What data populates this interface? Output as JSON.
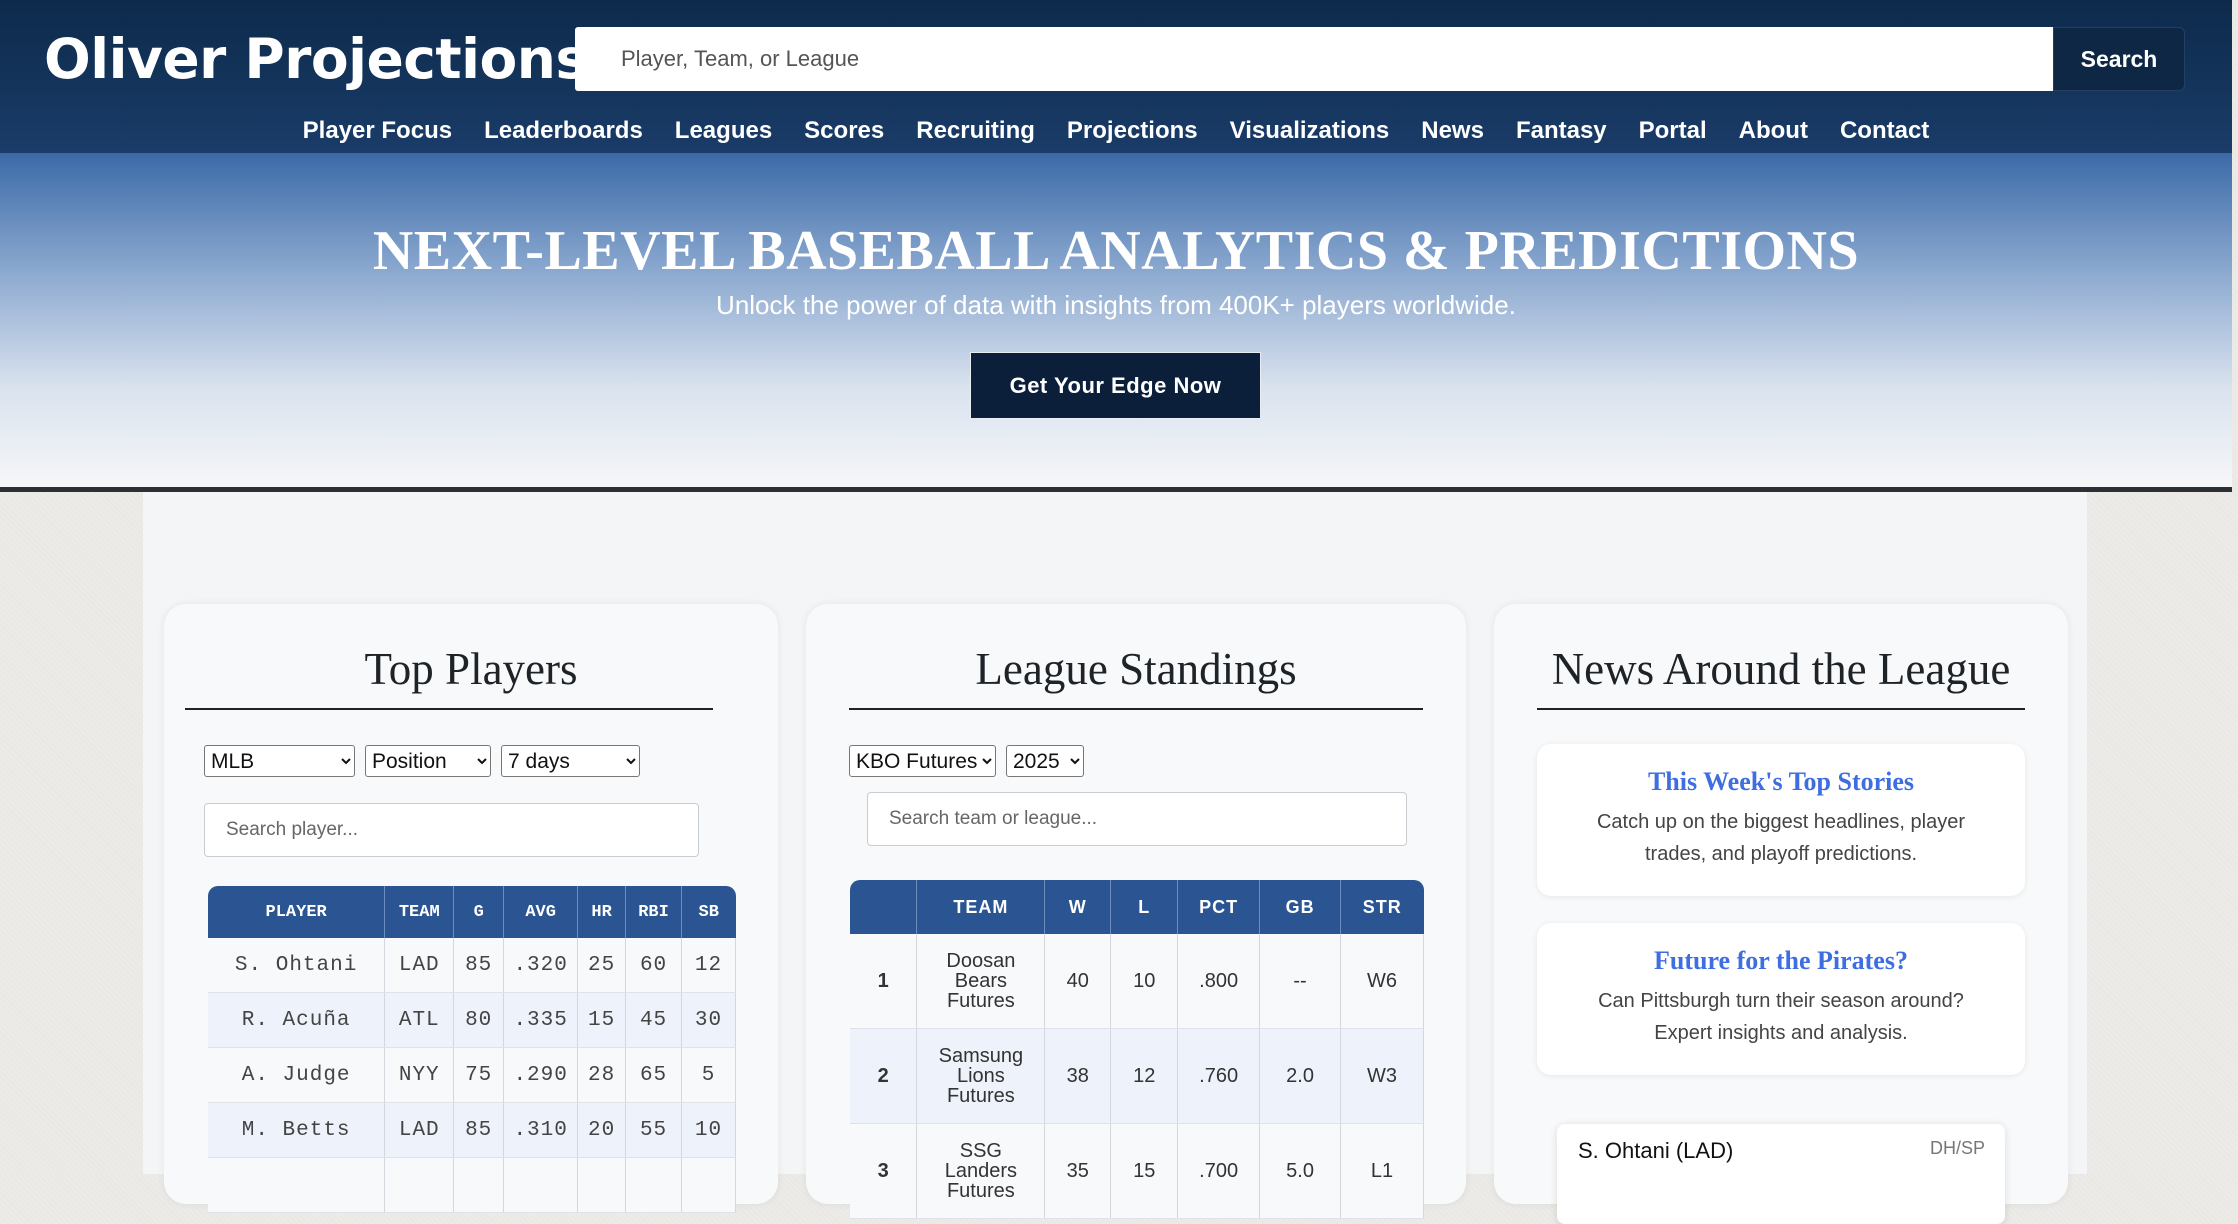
{
  "header": {
    "logo": "Oliver Projections",
    "search_placeholder": "Player, Team, or League",
    "search_button": "Search",
    "nav": [
      "Player Focus",
      "Leaderboards",
      "Leagues",
      "Scores",
      "Recruiting",
      "Projections",
      "Visualizations",
      "News",
      "Fantasy",
      "Portal",
      "About",
      "Contact"
    ]
  },
  "hero": {
    "title": "NEXT-LEVEL BASEBALL ANALYTICS & PREDICTIONS",
    "subtitle": "Unlock the power of data with insights from 400K+ players worldwide.",
    "cta": "Get Your Edge Now"
  },
  "top_players": {
    "title": "Top Players",
    "league_select": "MLB",
    "position_select": "Position",
    "range_select": "7 days",
    "search_placeholder": "Search player...",
    "columns": [
      "PLAYER",
      "TEAM",
      "G",
      "AVG",
      "HR",
      "RBI",
      "SB"
    ],
    "rows": [
      [
        "S. Ohtani",
        "LAD",
        "85",
        ".320",
        "25",
        "60",
        "12"
      ],
      [
        "R. Acuña",
        "ATL",
        "80",
        ".335",
        "15",
        "45",
        "30"
      ],
      [
        "A. Judge",
        "NYY",
        "75",
        ".290",
        "28",
        "65",
        "5"
      ],
      [
        "M. Betts",
        "LAD",
        "85",
        ".310",
        "20",
        "55",
        "10"
      ]
    ]
  },
  "standings": {
    "title": "League Standings",
    "league_select": "KBO Futures",
    "year_select": "2025",
    "search_placeholder": "Search team or league...",
    "columns": [
      "",
      "TEAM",
      "W",
      "L",
      "PCT",
      "GB",
      "STR"
    ],
    "rows": [
      [
        "1",
        "Doosan Bears Futures",
        "40",
        "10",
        ".800",
        "--",
        "W6"
      ],
      [
        "2",
        "Samsung Lions Futures",
        "38",
        "12",
        ".760",
        "2.0",
        "W3"
      ],
      [
        "3",
        "SSG Landers Futures",
        "35",
        "15",
        ".700",
        "5.0",
        "L1"
      ]
    ]
  },
  "news": {
    "title": "News Around the League",
    "stories": [
      {
        "headline": "This Week's Top Stories",
        "body": "Catch up on the biggest headlines, player trades, and playoff predictions."
      },
      {
        "headline": "Future for the Pirates?",
        "body": "Can Pittsburgh turn their season around? Expert insights and analysis."
      }
    ],
    "player_card": {
      "name": "S. Ohtani (LAD)",
      "position": "DH/SP"
    }
  }
}
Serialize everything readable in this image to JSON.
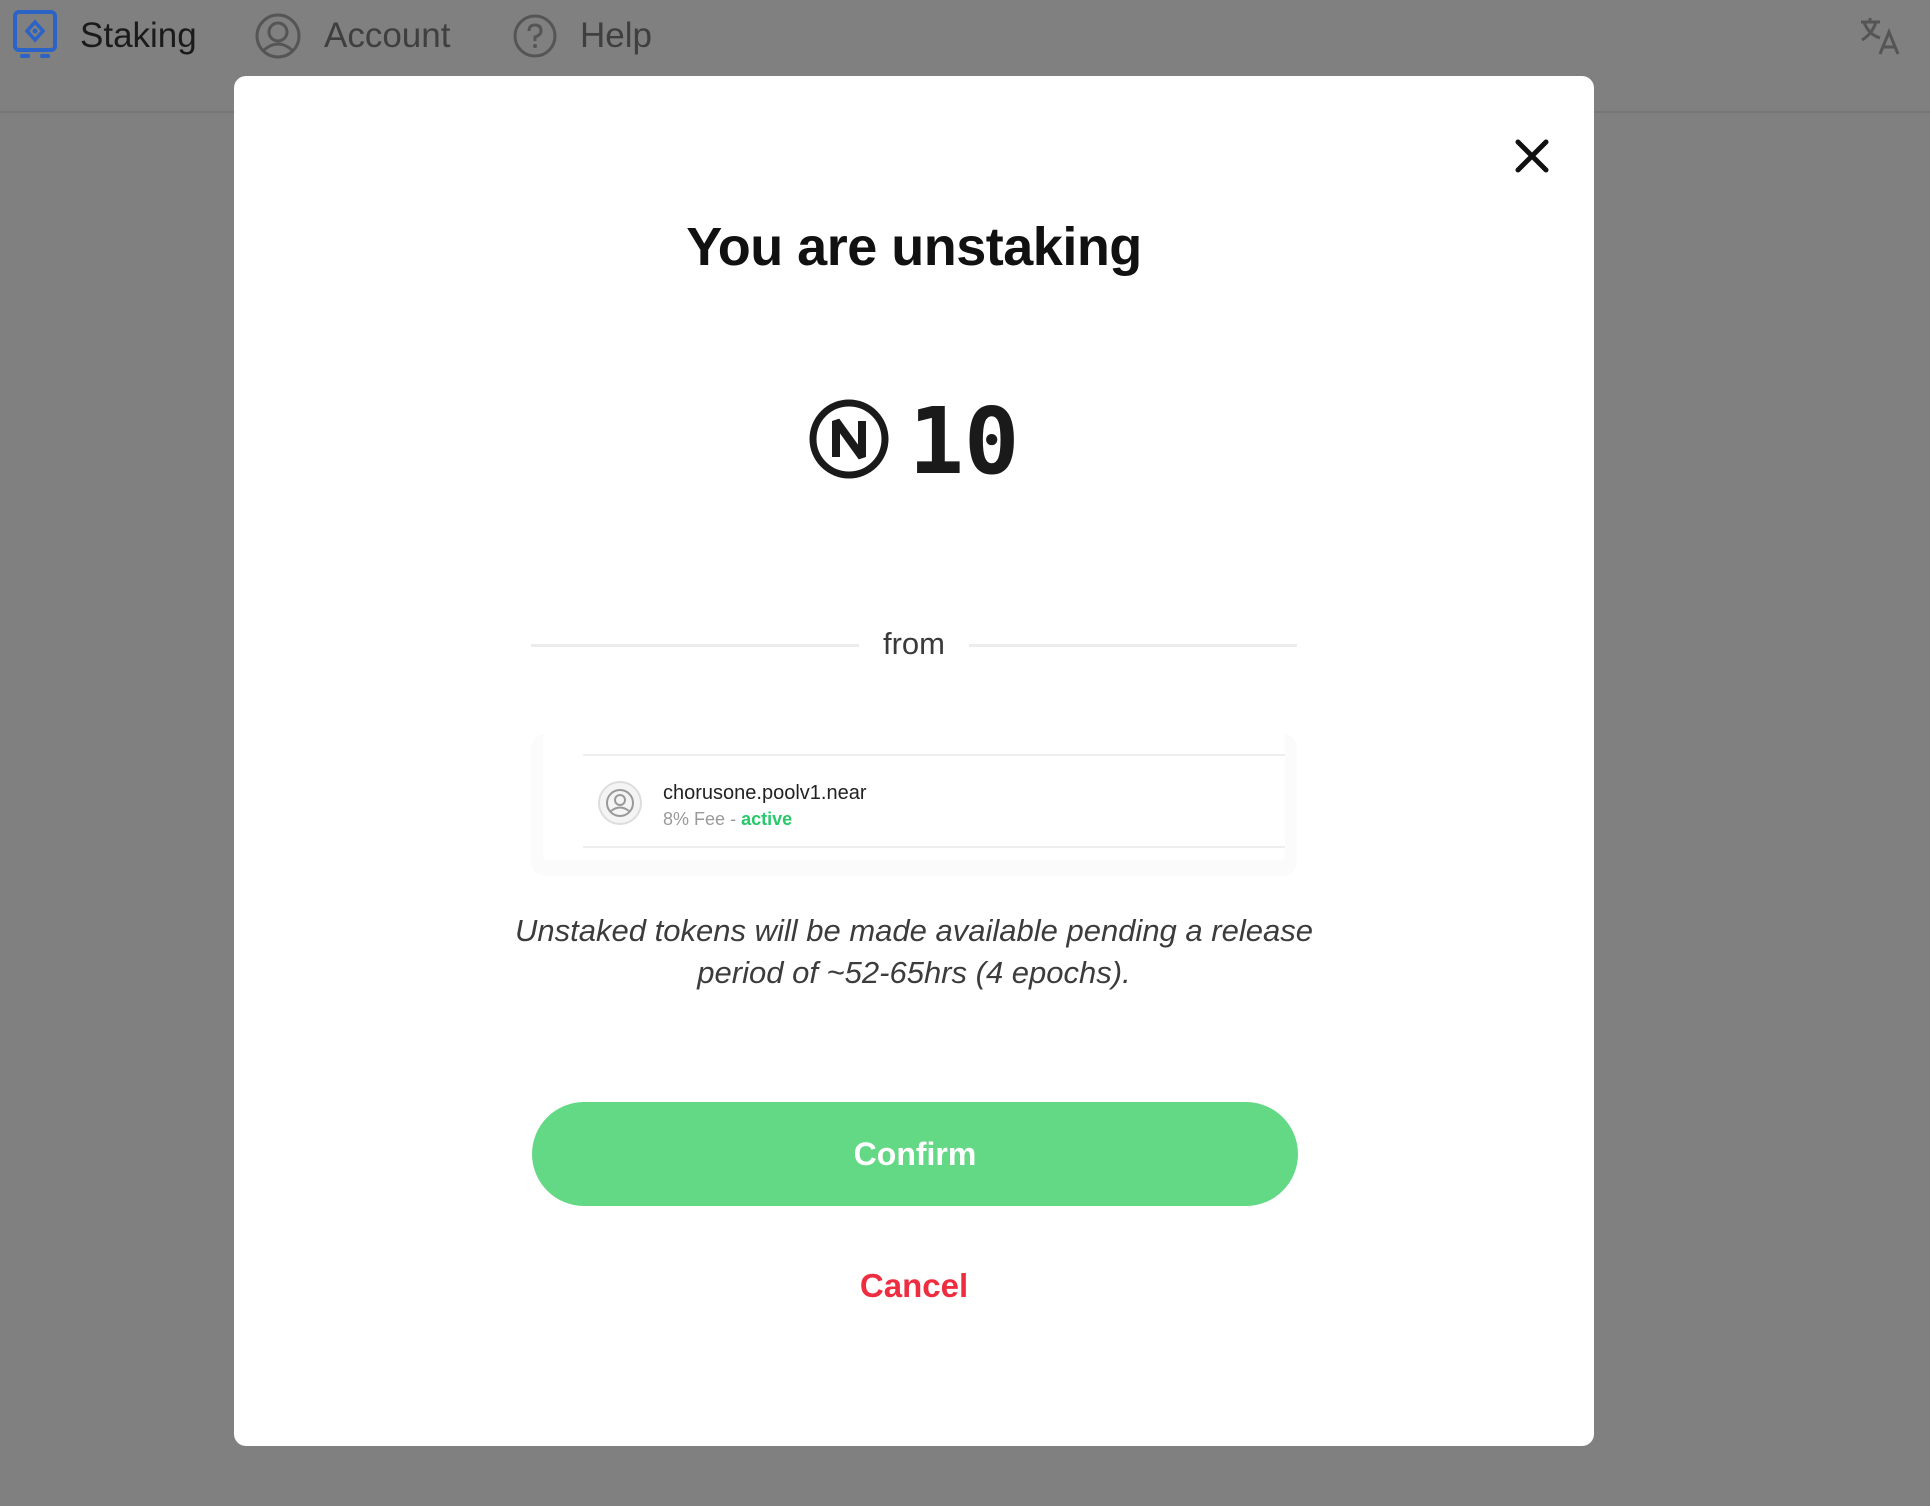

———

§ Exercise: Only a number is wanted here: how many lines in the data above include the string "body"?

§ Answer: 2